• Written problem: Exactly repeat the material, dropping every picture from the copy.
* start Material *
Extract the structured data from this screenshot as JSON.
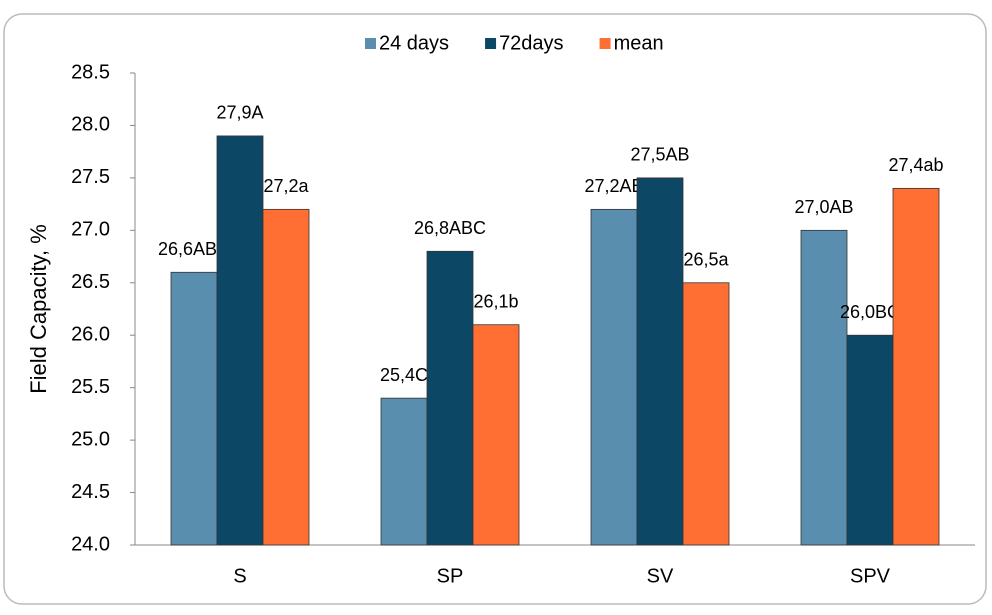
{
  "chart_data": {
    "type": "bar",
    "ylabel": "Field  Capacity, %",
    "categories": [
      "S",
      "SP",
      "SV",
      "SPV"
    ],
    "series": [
      {
        "name": "24 days",
        "color": "#5a8eaf",
        "values": [
          26.6,
          25.4,
          27.2,
          27.0
        ],
        "value_labels": [
          "26,6ABC",
          "25,4C",
          "27,2AB",
          "27,0AB"
        ]
      },
      {
        "name": "72days",
        "color": "#0c4866",
        "values": [
          27.9,
          26.8,
          27.5,
          26.0
        ],
        "value_labels": [
          "27,9A",
          "26,8ABC",
          "27,5AB",
          "26,0BC"
        ]
      },
      {
        "name": "mean",
        "color": "#ff6f34",
        "values": [
          27.2,
          26.1,
          26.5,
          27.4
        ],
        "value_labels": [
          "27,2a",
          "26,1b",
          "26,5a",
          "27,4ab"
        ]
      }
    ],
    "ylim": [
      24,
      28.5
    ],
    "yticks": [
      {
        "value": 24,
        "label": "24.0"
      },
      24.5,
      {
        "value": 25,
        "label": "25.0"
      },
      25.5,
      {
        "value": 26,
        "label": "26.0"
      },
      26.5,
      {
        "value": 27,
        "label": "27.0"
      },
      27.5,
      {
        "value": 28,
        "label": "28.0"
      },
      28.5
    ],
    "legend": "top"
  }
}
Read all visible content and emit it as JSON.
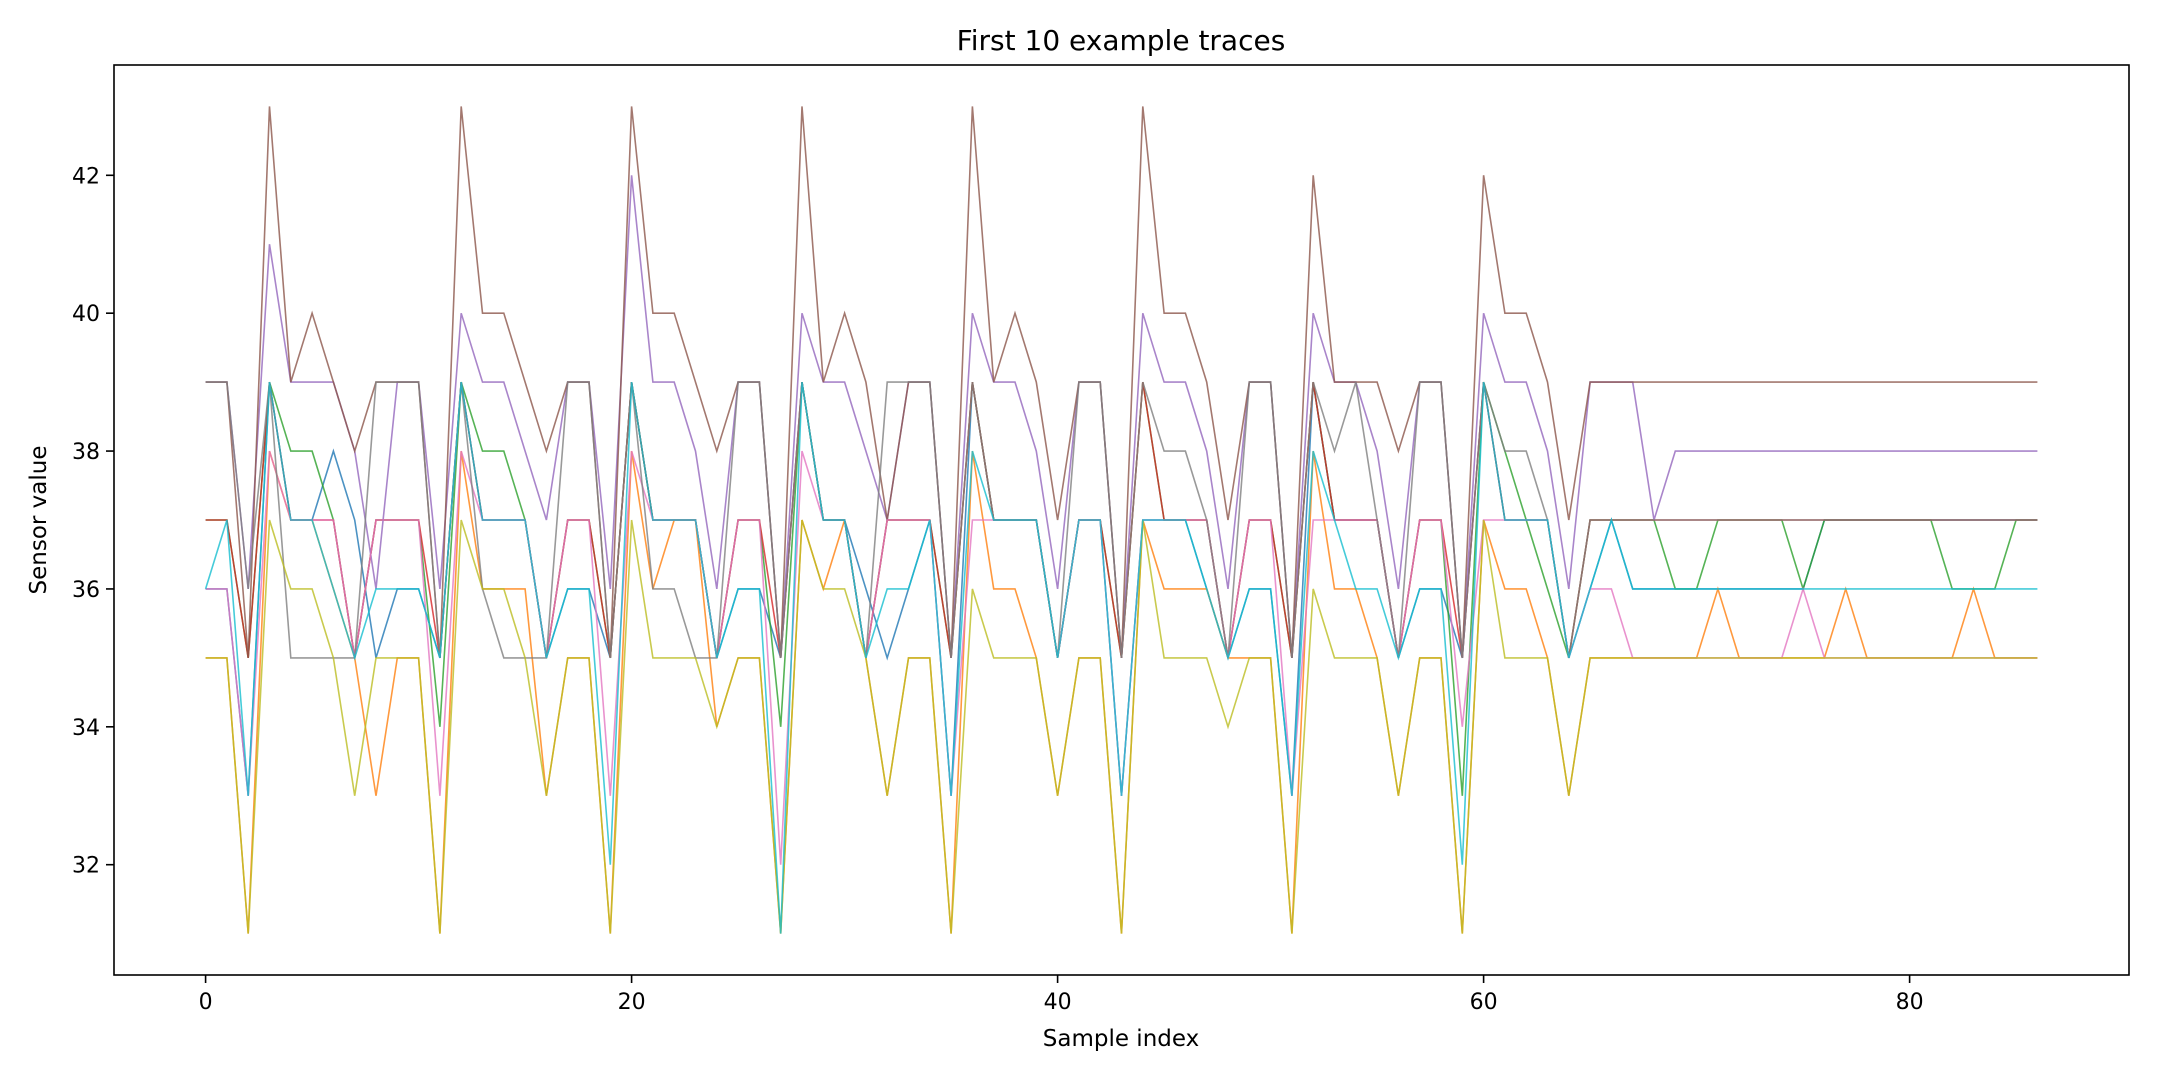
* end Material *
• Task answer:
Extract the structured data from this screenshot as JSON.
{
  "chart_data": {
    "type": "bar",
    "ylabel": "Field  Capacity, %",
    "categories": [
      "S",
      "SP",
      "SV",
      "SPV"
    ],
    "series": [
      {
        "name": "24 days",
        "color": "#5a8eaf",
        "values": [
          26.6,
          25.4,
          27.2,
          27.0
        ],
        "value_labels": [
          "26,6ABC",
          "25,4C",
          "27,2AB",
          "27,0AB"
        ]
      },
      {
        "name": "72days",
        "color": "#0c4866",
        "values": [
          27.9,
          26.8,
          27.5,
          26.0
        ],
        "value_labels": [
          "27,9A",
          "26,8ABC",
          "27,5AB",
          "26,0BC"
        ]
      },
      {
        "name": "mean",
        "color": "#ff6f34",
        "values": [
          27.2,
          26.1,
          26.5,
          27.4
        ],
        "value_labels": [
          "27,2a",
          "26,1b",
          "26,5a",
          "27,4ab"
        ]
      }
    ],
    "ylim": [
      24,
      28.5
    ],
    "yticks": [
      {
        "value": 24,
        "label": "24.0"
      },
      24.5,
      {
        "value": 25,
        "label": "25.0"
      },
      25.5,
      {
        "value": 26,
        "label": "26.0"
      },
      26.5,
      {
        "value": 27,
        "label": "27.0"
      },
      27.5,
      {
        "value": 28,
        "label": "28.0"
      },
      28.5
    ],
    "legend": "top"
  }
}
Read all visible content and emit it as JSON.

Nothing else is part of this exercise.